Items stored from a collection
-- Start --
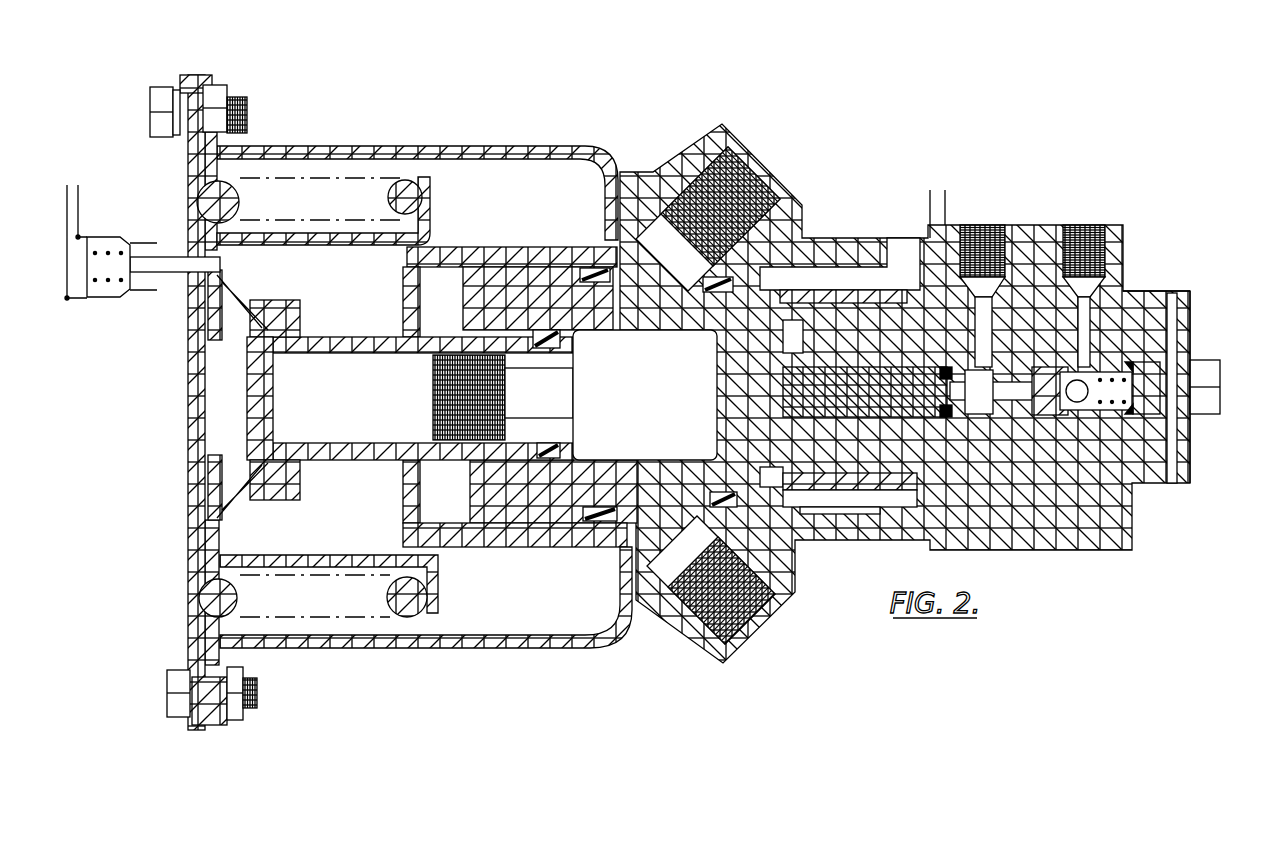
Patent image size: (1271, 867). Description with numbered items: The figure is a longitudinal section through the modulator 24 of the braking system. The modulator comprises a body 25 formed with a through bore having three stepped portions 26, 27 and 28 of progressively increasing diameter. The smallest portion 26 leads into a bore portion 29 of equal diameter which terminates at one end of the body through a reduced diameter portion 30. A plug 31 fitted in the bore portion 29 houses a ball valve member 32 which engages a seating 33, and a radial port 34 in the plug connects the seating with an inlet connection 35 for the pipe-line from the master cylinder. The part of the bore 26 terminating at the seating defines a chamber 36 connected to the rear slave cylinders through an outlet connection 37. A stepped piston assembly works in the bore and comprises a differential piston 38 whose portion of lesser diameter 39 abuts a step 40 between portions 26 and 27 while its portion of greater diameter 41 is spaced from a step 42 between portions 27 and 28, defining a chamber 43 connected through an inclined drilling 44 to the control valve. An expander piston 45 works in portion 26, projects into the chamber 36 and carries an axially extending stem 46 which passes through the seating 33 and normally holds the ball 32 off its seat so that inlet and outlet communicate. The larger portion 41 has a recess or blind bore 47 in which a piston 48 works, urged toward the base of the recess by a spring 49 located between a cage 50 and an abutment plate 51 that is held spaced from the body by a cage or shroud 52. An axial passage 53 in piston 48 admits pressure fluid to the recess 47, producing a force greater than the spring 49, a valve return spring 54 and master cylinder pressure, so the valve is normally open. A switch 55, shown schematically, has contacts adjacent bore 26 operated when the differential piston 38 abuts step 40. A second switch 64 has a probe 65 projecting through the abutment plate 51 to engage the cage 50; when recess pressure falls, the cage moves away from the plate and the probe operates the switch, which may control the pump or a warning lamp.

The modulator 24 is at (597, 132).
The body 25 is at (832, 255).
The smallest diameter bore portion 26 is at (893, 330).
The intermediate bore portion 27 is at (760, 292).
The largest diameter bore portion 28 is at (523, 268).
The bore portion 29 is at (1152, 340).
The reduced diameter portion 30 is at (1015, 378).
The plug 31 is at (1183, 370).
The valve member 32 is at (1162, 405).
The seating 33 is at (1076, 402).
The radial port 34 is at (1118, 342).
The inlet connection 35 is at (1083, 310).
The chamber 36 is at (985, 407).
The outlet connection 37 is at (982, 305).
The differential piston 38 is at (600, 262).
The portion of lesser diameter 39 is at (770, 300).
The step 40 is at (783, 440).
The portion of greater diameter 41 is at (490, 292).
The step 42 is at (700, 503).
The chamber 43 is at (646, 512).
The inclined drilling 44 is at (666, 530).
The expander piston 45 is at (885, 402).
The stem 46 is at (1020, 397).
The recess or blind bore 47 is at (656, 447).
The piston 48 is at (562, 350).
The spring 49 is at (300, 195).
The cage 50 is at (352, 235).
The abutment plate 51 is at (188, 590).
The cage or shroud 52 is at (410, 641).
The axial passage 53 is at (362, 430).
The valve return spring 54 is at (1190, 346).
The switch 55 is at (843, 300).
The second switch 64 is at (108, 237).
The probe 65 is at (180, 272).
-- End --
## Instructions for the task:
Please put all of the lines above into a JSON list of strings, with one string per line. Leave out the blank lines and the pictures.

## Result below:
[
  "Patent image size: (1271, 867). Description with numbered items: The figure is a longitudinal section through the modulator 24 of the braking system. The modulator comprises a body 25 formed with a through bore having three stepped portions 26, 27 and 28 of progressively increasing diameter. The smallest portion 26 leads into a bore portion 29 of equal diameter which terminates at one end of the body through a reduced diameter portion 30. A plug 31 fitted in the bore portion 29 houses a ball valve member 32 which engages a seating 33, and a radial port 34 in the plug connects the seating with an inlet connection 35 for the pipe-line from the master cylinder. The part of the bore 26 terminating at the seating defines a chamber 36 connected to the rear slave cylinders through an outlet connection 37. A stepped piston assembly works in the bore and comprises a differential piston 38 whose portion of lesser diameter 39 abuts a step 40 between portions 26 and 27 while its portion of greater diameter 41 is spaced from a step 42 between portions 27 and 28, defining a chamber 43 connected through an inclined drilling 44 to the control valve. An expander piston 45 works in portion 26, projects into the chamber 36 and carries an axially extending stem 46 which passes through the seating 33 and normally holds the ball 32 off its seat so that inlet and outlet communicate. The larger portion 41 has a recess or blind bore 47 in which a piston 48 works, urged toward the base of the recess by a spring 49 located between a cage 50 and an abutment plate 51 that is held spaced from the body by a cage or shroud 52. An axial passage 53 in piston 48 admits pressure fluid to the recess 47, producing a force greater than the spring 49, a valve return spring 54 and master cylinder pressure, so the valve is normally open. A switch 55, shown schematically, has contacts adjacent bore 26 operated when the differential piston 38 abuts step 40. A second switch 64 has a probe 65 projecting through the abutment plate 51 to engage the cage 50; when recess pressure falls, the cage moves away from the plate and the probe operates the switch, which may control the pump or a warning lamp.",
  "The modulator 24 is at (597, 132).",
  "The body 25 is at (832, 255).",
  "The smallest diameter bore portion 26 is at (893, 330).",
  "The intermediate bore portion 27 is at (760, 292).",
  "The largest diameter bore portion 28 is at (523, 268).",
  "The bore portion 29 is at (1152, 340).",
  "The reduced diameter portion 30 is at (1015, 378).",
  "The plug 31 is at (1183, 370).",
  "The valve member 32 is at (1162, 405).",
  "The seating 33 is at (1076, 402).",
  "The radial port 34 is at (1118, 342).",
  "The inlet connection 35 is at (1083, 310).",
  "The chamber 36 is at (985, 407).",
  "The outlet connection 37 is at (982, 305).",
  "The differential piston 38 is at (600, 262).",
  "The portion of lesser diameter 39 is at (770, 300).",
  "The step 40 is at (783, 440).",
  "The portion of greater diameter 41 is at (490, 292).",
  "The step 42 is at (700, 503).",
  "The chamber 43 is at (646, 512).",
  "The inclined drilling 44 is at (666, 530).",
  "The expander piston 45 is at (885, 402).",
  "The stem 46 is at (1020, 397).",
  "The recess or blind bore 47 is at (656, 447).",
  "The piston 48 is at (562, 350).",
  "The spring 49 is at (300, 195).",
  "The cage 50 is at (352, 235).",
  "The abutment plate 51 is at (188, 590).",
  "The cage or shroud 52 is at (410, 641).",
  "The axial passage 53 is at (362, 430).",
  "The valve return spring 54 is at (1190, 346).",
  "The switch 55 is at (843, 300).",
  "The second switch 64 is at (108, 237).",
  "The probe 65 is at (180, 272)."
]